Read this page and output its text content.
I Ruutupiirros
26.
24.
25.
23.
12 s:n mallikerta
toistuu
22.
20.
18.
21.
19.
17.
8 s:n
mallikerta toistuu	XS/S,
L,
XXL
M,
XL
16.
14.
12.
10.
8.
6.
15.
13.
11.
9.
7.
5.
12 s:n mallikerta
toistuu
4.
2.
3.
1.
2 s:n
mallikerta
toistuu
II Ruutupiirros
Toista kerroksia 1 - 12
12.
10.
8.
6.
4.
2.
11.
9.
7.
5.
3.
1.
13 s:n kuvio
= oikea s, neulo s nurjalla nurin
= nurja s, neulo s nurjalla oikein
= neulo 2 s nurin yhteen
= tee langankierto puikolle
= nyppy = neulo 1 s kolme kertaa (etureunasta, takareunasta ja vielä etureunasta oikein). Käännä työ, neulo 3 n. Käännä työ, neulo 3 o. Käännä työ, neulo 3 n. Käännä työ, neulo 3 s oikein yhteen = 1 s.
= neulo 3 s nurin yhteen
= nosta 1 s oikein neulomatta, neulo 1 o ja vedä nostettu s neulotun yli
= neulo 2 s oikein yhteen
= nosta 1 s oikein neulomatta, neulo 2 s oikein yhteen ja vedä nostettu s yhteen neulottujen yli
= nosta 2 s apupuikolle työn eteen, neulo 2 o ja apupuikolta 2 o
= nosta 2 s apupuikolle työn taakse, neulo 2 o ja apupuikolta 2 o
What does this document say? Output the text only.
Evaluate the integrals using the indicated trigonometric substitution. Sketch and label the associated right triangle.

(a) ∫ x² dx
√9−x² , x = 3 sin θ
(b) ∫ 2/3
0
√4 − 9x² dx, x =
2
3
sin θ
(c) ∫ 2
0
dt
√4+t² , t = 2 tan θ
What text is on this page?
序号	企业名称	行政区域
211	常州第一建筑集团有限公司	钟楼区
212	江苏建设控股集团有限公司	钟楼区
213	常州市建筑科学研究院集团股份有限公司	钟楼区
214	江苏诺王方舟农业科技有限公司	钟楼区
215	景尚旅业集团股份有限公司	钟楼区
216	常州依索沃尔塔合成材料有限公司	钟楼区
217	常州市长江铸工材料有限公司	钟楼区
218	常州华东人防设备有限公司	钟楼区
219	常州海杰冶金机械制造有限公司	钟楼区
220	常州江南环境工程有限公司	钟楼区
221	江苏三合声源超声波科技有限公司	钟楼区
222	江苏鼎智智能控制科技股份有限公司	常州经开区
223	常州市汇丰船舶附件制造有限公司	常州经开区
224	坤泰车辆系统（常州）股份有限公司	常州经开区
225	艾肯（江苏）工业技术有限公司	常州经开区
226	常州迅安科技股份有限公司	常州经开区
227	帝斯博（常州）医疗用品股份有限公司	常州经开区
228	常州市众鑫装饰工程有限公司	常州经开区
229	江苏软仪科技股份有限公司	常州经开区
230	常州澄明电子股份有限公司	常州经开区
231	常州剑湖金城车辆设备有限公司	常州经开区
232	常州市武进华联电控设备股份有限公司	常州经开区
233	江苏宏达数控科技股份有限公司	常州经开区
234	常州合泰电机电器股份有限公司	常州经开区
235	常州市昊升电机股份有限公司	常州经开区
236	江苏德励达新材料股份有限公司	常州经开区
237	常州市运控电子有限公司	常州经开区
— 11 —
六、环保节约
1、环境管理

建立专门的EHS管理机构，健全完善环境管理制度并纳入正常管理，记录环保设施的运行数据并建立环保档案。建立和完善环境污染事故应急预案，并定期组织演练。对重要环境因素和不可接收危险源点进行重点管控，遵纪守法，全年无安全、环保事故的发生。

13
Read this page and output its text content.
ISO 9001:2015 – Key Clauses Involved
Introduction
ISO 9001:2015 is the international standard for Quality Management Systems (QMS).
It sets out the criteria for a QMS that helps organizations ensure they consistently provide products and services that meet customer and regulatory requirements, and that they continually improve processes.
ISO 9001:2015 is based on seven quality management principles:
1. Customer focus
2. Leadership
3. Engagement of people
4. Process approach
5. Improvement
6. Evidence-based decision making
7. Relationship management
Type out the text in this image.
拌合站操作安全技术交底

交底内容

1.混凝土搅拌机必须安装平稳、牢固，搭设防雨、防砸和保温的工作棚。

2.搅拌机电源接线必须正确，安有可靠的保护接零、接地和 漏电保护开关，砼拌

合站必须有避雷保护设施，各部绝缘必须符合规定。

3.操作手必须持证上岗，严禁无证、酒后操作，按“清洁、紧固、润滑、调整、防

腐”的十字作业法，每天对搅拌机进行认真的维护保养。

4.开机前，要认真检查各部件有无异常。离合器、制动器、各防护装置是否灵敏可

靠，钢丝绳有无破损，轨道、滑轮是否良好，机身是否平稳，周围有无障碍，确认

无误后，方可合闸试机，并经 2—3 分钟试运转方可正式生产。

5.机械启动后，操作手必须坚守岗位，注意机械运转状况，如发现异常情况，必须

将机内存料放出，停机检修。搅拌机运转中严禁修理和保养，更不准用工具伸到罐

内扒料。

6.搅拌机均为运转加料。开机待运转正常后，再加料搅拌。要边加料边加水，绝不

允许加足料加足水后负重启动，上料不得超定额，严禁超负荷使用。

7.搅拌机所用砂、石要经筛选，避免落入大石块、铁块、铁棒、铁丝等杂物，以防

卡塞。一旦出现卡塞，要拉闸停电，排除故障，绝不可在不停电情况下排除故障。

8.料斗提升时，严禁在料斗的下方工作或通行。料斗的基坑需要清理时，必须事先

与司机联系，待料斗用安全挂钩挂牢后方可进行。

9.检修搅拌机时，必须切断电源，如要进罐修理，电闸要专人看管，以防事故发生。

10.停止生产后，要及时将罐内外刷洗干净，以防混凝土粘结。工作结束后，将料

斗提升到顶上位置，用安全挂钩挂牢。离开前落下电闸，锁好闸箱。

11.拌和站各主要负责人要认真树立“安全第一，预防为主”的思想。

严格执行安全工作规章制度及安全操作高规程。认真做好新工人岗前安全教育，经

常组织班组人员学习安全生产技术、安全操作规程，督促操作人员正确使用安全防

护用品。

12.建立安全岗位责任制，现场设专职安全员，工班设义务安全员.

## WRITTEN EXERCISE
Return every record, word for word.

## FINAL RESULT
Read this page and output its text content.
I Ruutupiirros
26.
24.
25.
23.
12 s:n mallikerta
toistuu
22.
20.
18.
21.
19.
17.
8 s:n
mallikerta toistuu	XS/S,
L,
XXL
M,
XL
16.
14.
12.
10.
8.
6.
15.
13.
11.
9.
7.
5.
12 s:n mallikerta
toistuu
4.
2.
3.
1.
2 s:n
mallikerta
toistuu
II Ruutupiirros
Toista kerroksia 1 - 12
12.
10.
8.
6.
4.
2.
11.
9.
7.
5.
3.
1.
13 s:n kuvio
= oikea s, neulo s nurjalla nurin
= nurja s, neulo s nurjalla oikein
= neulo 2 s nurin yhteen
= tee langankierto puikolle
= nyppy = neulo 1 s kolme kertaa (etureunasta, takareunasta ja vielä etureunasta oikein). Käännä työ, neulo 3 n. Käännä työ, neulo 3 o. Käännä työ, neulo 3 n. Käännä työ, neulo 3 s oikein yhteen = 1 s.
= neulo 3 s nurin yhteen
= nosta 1 s oikein neulomatta, neulo 1 o ja vedä nostettu s neulotun yli
= neulo 2 s oikein yhteen
= nosta 1 s oikein neulomatta, neulo 2 s oikein yhteen ja vedä nostettu s yhteen neulottujen yli
= nosta 2 s apupuikolle työn eteen, neulo 2 o ja apupuikolta 2 o
= nosta 2 s apupuikolle työn taakse, neulo 2 o ja apupuikolta 2 o
What does this document say? Output the text only.
Evaluate the integrals using the indicated trigonometric substitution. Sketch and label the associated right triangle.

(a) ∫ x² dx
√9−x² , x = 3 sin θ
(b) ∫ 2/3
0
√4 − 9x² dx, x =
2
3
sin θ
(c) ∫ 2
0
dt
√4+t² , t = 2 tan θ
What text is on this page?
序号	企业名称	行政区域
211	常州第一建筑集团有限公司	钟楼区
212	江苏建设控股集团有限公司	钟楼区
213	常州市建筑科学研究院集团股份有限公司	钟楼区
214	江苏诺王方舟农业科技有限公司	钟楼区
215	景尚旅业集团股份有限公司	钟楼区
216	常州依索沃尔塔合成材料有限公司	钟楼区
217	常州市长江铸工材料有限公司	钟楼区
218	常州华东人防设备有限公司	钟楼区
219	常州海杰冶金机械制造有限公司	钟楼区
220	常州江南环境工程有限公司	钟楼区
221	江苏三合声源超声波科技有限公司	钟楼区
222	江苏鼎智智能控制科技股份有限公司	常州经开区
223	常州市汇丰船舶附件制造有限公司	常州经开区
224	坤泰车辆系统（常州）股份有限公司	常州经开区
225	艾肯（江苏）工业技术有限公司	常州经开区
226	常州迅安科技股份有限公司	常州经开区
227	帝斯博（常州）医疗用品股份有限公司	常州经开区
228	常州市众鑫装饰工程有限公司	常州经开区
229	江苏软仪科技股份有限公司	常州经开区
230	常州澄明电子股份有限公司	常州经开区
231	常州剑湖金城车辆设备有限公司	常州经开区
232	常州市武进华联电控设备股份有限公司	常州经开区
233	江苏宏达数控科技股份有限公司	常州经开区
234	常州合泰电机电器股份有限公司	常州经开区
235	常州市昊升电机股份有限公司	常州经开区
236	江苏德励达新材料股份有限公司	常州经开区
237	常州市运控电子有限公司	常州经开区
— 11 —
六、环保节约
1、环境管理

建立专门的EHS管理机构，健全完善环境管理制度并纳入正常管理，记录环保设施的运行数据并建立环保档案。建立和完善环境污染事故应急预案，并定期组织演练。对重要环境因素和不可接收危险源点进行重点管控，遵纪守法，全年无安全、环保事故的发生。

13
Read this page and output its text content.
ISO 9001:2015 – Key Clauses Involved
Introduction
ISO 9001:2015 is the international standard for Quality Management Systems (QMS).
It sets out the criteria for a QMS that helps organizations ensure they consistently provide products and services that meet customer and regulatory requirements, and that they continually improve processes.
ISO 9001:2015 is based on seven quality management principles:
1. Customer focus
2. Leadership
3. Engagement of people
4. Process approach
5. Improvement
6. Evidence-based decision making
7. Relationship management
Type out the text in this image.
拌合站操作安全技术交底

交底内容

1.混凝土搅拌机必须安装平稳、牢固，搭设防雨、防砸和保温的工作棚。

2.搅拌机电源接线必须正确，安有可靠的保护接零、接地和 漏电保护开关，砼拌

合站必须有避雷保护设施，各部绝缘必须符合规定。

3.操作手必须持证上岗，严禁无证、酒后操作，按“清洁、紧固、润滑、调整、防

腐”的十字作业法，每天对搅拌机进行认真的维护保养。

4.开机前，要认真检查各部件有无异常。离合器、制动器、各防护装置是否灵敏可

靠，钢丝绳有无破损，轨道、滑轮是否良好，机身是否平稳，周围有无障碍，确认

无误后，方可合闸试机，并经 2—3 分钟试运转方可正式生产。

5.机械启动后，操作手必须坚守岗位，注意机械运转状况，如发现异常情况，必须

将机内存料放出，停机检修。搅拌机运转中严禁修理和保养，更不准用工具伸到罐

内扒料。

6.搅拌机均为运转加料。开机待运转正常后，再加料搅拌。要边加料边加水，绝不

允许加足料加足水后负重启动，上料不得超定额，严禁超负荷使用。

7.搅拌机所用砂、石要经筛选，避免落入大石块、铁块、铁棒、铁丝等杂物，以防

卡塞。一旦出现卡塞，要拉闸停电，排除故障，绝不可在不停电情况下排除故障。

8.料斗提升时，严禁在料斗的下方工作或通行。料斗的基坑需要清理时，必须事先

与司机联系，待料斗用安全挂钩挂牢后方可进行。

9.检修搅拌机时，必须切断电源，如要进罐修理，电闸要专人看管，以防事故发生。

10.停止生产后，要及时将罐内外刷洗干净，以防混凝土粘结。工作结束后，将料

斗提升到顶上位置，用安全挂钩挂牢。离开前落下电闸，锁好闸箱。

11.拌和站各主要负责人要认真树立“安全第一，预防为主”的思想。

严格执行安全工作规章制度及安全操作高规程。认真做好新工人岗前安全教育，经

常组织班组人员学习安全生产技术、安全操作规程，督促操作人员正确使用安全防

护用品。

12.建立安全岗位责任制，现场设专职安全员，工班设义务安全员.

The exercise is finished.